PROMPT:
Return each line of the data below exactly, omitting any pictures.

SUPPLIED ENTRIES:
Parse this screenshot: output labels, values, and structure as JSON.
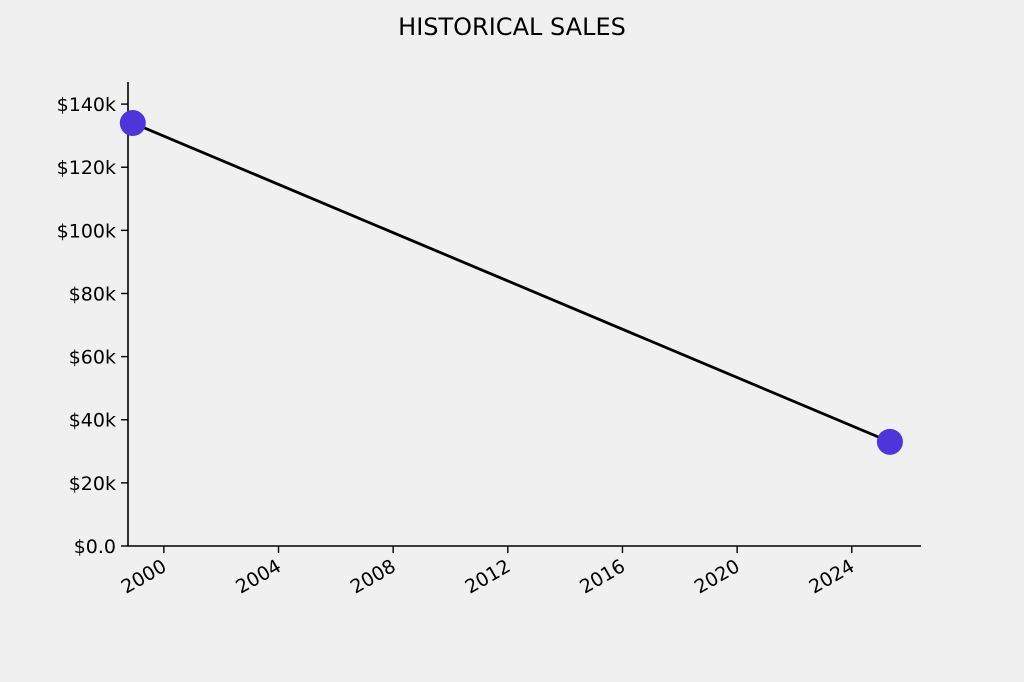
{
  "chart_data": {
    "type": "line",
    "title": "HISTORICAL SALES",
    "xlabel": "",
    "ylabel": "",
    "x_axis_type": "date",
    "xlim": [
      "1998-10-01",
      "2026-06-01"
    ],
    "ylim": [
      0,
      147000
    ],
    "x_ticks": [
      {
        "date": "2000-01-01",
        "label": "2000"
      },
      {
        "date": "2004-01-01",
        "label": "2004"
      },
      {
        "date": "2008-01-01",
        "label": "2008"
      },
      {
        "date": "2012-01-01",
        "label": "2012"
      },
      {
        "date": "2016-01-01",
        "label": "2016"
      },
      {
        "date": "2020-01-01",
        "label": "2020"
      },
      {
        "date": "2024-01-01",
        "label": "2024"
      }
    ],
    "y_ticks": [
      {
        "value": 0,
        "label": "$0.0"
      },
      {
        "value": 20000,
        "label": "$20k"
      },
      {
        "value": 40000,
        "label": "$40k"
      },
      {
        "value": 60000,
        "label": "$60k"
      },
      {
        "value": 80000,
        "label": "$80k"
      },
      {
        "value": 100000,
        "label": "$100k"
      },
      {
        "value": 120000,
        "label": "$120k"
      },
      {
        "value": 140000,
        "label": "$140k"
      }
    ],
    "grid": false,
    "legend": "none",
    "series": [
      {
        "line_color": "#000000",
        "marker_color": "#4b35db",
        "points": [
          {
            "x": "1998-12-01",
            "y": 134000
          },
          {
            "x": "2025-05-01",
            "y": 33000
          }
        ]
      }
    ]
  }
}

SOLUTION:
Parse this screenshot: output labels, values, and structure as JSON.
{
  "chart_data": {
    "type": "line",
    "title": "HISTORICAL SALES",
    "xlabel": "",
    "ylabel": "",
    "x_axis_type": "date",
    "xlim": [
      "1998-10-01",
      "2026-06-01"
    ],
    "ylim": [
      0,
      147000
    ],
    "x_ticks": [
      {
        "date": "2000-01-01",
        "label": "2000"
      },
      {
        "date": "2004-01-01",
        "label": "2004"
      },
      {
        "date": "2008-01-01",
        "label": "2008"
      },
      {
        "date": "2012-01-01",
        "label": "2012"
      },
      {
        "date": "2016-01-01",
        "label": "2016"
      },
      {
        "date": "2020-01-01",
        "label": "2020"
      },
      {
        "date": "2024-01-01",
        "label": "2024"
      }
    ],
    "y_ticks": [
      {
        "value": 0,
        "label": "$0.0"
      },
      {
        "value": 20000,
        "label": "$20k"
      },
      {
        "value": 40000,
        "label": "$40k"
      },
      {
        "value": 60000,
        "label": "$60k"
      },
      {
        "value": 80000,
        "label": "$80k"
      },
      {
        "value": 100000,
        "label": "$100k"
      },
      {
        "value": 120000,
        "label": "$120k"
      },
      {
        "value": 140000,
        "label": "$140k"
      }
    ],
    "grid": false,
    "legend": "none",
    "series": [
      {
        "line_color": "#000000",
        "marker_color": "#4b35db",
        "points": [
          {
            "x": "1998-12-01",
            "y": 134000
          },
          {
            "x": "2025-05-01",
            "y": 33000
          }
        ]
      }
    ]
  }
}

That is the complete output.